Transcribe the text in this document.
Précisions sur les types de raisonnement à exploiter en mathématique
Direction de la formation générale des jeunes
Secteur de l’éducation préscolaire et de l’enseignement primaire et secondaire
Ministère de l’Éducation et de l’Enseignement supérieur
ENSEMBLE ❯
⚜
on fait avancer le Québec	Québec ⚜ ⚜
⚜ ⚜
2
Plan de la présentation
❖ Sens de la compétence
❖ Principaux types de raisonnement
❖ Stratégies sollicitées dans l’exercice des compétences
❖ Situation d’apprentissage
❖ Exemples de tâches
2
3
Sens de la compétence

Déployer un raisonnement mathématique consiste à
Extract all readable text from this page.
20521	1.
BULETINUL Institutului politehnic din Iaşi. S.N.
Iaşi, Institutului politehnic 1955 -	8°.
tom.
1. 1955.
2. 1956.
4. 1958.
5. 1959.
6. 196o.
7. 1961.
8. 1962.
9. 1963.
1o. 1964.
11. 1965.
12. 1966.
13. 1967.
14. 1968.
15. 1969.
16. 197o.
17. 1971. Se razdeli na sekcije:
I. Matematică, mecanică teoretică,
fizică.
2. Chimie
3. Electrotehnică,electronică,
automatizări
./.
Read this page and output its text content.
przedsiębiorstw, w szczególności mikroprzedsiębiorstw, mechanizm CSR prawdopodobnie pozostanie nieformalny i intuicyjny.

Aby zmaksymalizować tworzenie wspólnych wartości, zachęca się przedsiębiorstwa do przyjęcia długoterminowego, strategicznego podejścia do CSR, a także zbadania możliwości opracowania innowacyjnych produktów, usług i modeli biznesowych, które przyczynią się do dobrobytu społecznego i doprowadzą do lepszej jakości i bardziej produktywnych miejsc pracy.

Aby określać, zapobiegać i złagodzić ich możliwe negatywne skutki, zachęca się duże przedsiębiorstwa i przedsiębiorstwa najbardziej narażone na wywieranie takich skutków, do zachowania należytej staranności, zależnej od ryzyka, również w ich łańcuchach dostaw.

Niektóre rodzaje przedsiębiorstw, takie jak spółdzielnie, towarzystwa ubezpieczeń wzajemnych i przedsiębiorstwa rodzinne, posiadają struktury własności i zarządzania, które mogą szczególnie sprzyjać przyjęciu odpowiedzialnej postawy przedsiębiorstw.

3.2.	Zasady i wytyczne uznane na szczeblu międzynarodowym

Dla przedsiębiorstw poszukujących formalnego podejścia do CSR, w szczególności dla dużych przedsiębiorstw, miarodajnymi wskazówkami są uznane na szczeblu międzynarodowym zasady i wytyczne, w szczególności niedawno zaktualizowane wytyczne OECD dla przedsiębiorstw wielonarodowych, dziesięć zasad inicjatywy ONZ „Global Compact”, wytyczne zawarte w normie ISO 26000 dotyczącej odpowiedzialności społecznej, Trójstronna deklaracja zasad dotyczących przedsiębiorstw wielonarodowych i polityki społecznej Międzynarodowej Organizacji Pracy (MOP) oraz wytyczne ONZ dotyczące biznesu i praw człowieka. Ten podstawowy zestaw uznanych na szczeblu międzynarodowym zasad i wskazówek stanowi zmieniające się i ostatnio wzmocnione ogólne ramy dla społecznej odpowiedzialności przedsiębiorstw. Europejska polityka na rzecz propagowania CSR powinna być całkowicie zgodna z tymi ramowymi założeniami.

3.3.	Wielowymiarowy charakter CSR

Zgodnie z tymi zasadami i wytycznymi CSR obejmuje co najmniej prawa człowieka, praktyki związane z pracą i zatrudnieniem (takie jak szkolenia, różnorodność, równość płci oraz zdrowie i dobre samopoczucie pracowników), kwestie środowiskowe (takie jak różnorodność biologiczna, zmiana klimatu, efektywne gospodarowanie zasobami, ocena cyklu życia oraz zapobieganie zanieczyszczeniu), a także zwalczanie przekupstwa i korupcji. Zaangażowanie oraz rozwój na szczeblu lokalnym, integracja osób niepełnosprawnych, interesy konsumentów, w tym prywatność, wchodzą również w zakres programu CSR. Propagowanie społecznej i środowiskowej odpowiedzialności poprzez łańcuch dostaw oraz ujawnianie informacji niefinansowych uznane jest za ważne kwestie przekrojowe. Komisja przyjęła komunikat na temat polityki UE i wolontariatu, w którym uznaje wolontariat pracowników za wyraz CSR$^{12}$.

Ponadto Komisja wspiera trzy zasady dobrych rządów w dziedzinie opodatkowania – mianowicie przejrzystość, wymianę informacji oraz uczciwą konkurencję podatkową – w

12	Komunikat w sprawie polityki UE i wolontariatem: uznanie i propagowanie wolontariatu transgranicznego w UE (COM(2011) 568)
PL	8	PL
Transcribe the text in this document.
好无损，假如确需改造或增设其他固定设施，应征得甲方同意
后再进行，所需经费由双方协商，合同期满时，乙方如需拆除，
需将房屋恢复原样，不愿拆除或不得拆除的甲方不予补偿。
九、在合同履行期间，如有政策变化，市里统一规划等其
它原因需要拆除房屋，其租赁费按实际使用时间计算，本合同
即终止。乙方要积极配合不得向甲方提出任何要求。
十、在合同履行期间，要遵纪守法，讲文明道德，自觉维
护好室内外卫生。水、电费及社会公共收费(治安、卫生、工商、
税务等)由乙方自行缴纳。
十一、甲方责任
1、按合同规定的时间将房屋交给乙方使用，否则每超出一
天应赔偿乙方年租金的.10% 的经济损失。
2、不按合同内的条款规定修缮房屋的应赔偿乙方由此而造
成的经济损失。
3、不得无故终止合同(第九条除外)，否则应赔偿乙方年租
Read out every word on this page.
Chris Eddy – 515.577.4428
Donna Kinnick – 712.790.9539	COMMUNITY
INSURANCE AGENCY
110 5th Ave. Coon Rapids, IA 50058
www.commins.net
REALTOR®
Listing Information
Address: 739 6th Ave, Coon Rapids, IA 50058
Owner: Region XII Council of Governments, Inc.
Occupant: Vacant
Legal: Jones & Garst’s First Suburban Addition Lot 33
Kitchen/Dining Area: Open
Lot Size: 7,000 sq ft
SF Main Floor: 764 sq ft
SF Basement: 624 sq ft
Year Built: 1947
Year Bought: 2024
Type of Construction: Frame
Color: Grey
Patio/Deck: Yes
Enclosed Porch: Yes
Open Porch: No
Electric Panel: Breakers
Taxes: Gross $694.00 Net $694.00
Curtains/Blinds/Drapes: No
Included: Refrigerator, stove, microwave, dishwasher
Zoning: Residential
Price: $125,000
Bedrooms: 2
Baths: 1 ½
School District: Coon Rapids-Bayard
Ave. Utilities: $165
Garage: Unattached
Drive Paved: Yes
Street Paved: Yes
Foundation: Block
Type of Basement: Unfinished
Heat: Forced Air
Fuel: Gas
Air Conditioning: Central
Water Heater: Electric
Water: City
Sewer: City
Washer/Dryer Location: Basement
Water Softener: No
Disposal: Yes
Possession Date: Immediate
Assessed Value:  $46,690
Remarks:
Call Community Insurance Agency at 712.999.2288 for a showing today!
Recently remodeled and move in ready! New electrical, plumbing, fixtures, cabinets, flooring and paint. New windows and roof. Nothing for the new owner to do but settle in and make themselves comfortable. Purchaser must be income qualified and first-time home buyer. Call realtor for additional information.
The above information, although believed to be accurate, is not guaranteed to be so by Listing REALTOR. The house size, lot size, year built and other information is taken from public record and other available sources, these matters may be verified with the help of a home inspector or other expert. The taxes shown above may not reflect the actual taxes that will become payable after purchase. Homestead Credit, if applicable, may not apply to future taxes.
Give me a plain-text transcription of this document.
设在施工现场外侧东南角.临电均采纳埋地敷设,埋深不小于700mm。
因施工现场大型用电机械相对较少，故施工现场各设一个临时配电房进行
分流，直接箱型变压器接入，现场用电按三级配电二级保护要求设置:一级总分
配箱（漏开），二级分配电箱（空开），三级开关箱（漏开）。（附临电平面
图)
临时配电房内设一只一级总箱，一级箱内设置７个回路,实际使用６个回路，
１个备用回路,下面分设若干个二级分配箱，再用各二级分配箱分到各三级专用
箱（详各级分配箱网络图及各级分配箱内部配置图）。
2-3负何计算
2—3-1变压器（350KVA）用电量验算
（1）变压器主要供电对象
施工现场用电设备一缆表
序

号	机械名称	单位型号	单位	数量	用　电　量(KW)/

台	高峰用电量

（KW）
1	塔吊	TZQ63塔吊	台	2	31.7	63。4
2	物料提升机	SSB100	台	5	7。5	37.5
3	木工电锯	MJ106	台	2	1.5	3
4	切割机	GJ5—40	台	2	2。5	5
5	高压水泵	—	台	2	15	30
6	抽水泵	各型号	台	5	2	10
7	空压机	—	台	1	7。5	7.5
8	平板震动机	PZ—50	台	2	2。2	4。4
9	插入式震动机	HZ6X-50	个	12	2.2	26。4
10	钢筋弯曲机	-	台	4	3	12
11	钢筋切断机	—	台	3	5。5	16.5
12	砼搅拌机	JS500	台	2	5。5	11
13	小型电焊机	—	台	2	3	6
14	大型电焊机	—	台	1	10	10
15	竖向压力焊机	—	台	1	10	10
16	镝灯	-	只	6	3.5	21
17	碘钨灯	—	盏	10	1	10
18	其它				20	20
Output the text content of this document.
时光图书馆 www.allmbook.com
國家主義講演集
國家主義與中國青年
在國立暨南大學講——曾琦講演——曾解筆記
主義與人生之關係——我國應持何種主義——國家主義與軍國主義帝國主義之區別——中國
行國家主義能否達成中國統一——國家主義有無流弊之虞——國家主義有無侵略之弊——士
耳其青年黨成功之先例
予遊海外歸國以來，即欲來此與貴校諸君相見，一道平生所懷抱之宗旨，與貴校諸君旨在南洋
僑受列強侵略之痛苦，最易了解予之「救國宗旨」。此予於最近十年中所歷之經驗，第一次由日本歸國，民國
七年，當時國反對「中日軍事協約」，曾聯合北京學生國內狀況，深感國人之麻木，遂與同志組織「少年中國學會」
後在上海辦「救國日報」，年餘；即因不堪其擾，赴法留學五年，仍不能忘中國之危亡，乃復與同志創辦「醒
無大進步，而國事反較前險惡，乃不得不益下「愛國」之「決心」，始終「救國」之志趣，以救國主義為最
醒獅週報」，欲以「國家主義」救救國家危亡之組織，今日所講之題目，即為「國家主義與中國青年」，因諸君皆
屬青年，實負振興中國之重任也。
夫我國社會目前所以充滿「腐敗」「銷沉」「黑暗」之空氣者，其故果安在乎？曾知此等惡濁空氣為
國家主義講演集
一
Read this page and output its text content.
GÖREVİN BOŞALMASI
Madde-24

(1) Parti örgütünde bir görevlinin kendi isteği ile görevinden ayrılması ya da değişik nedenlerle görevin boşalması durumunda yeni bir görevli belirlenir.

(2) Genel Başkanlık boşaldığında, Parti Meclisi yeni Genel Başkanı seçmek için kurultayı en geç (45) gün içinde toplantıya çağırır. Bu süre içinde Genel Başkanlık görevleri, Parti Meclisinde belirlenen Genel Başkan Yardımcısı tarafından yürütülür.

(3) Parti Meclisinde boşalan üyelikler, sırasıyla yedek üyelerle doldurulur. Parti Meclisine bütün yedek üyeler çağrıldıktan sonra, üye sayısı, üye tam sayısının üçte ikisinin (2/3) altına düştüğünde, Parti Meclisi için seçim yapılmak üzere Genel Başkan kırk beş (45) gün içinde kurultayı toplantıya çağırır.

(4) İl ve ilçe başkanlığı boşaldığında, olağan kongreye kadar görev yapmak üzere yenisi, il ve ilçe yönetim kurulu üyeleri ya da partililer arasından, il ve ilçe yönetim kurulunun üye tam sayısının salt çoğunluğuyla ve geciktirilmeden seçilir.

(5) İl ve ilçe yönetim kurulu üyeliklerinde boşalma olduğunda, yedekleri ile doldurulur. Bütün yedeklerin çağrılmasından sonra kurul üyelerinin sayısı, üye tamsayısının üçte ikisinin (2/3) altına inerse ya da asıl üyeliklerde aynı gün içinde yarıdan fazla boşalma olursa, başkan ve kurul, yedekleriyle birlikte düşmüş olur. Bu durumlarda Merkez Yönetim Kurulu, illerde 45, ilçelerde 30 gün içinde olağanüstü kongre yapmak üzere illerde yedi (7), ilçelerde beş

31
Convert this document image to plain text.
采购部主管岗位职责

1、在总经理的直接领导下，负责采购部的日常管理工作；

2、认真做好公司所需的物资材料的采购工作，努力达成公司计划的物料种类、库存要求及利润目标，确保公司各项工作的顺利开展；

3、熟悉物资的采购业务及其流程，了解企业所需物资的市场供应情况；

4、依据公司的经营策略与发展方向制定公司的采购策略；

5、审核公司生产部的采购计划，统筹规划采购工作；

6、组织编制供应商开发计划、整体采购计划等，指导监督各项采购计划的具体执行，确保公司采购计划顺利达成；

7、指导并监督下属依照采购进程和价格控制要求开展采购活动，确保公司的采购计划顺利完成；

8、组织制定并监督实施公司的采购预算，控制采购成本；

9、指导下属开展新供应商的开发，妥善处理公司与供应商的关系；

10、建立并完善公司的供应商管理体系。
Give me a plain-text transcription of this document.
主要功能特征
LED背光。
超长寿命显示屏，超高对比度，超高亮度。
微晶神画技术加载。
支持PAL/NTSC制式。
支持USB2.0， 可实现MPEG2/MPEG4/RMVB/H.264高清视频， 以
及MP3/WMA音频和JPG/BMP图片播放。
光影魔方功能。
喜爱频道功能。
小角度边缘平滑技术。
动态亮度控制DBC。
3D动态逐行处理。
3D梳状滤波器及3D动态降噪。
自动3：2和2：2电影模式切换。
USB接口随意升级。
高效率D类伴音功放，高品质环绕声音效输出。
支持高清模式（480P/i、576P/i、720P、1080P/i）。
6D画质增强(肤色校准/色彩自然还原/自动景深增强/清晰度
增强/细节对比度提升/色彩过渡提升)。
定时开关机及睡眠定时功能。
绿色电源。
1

.....

What the exercise asks: Collect every line from the records above that contains the word "Basement".

Written answer:
SF Basement: 624 sq ft
Type of Basement: Unfinished
Washer/Dryer Location: Basement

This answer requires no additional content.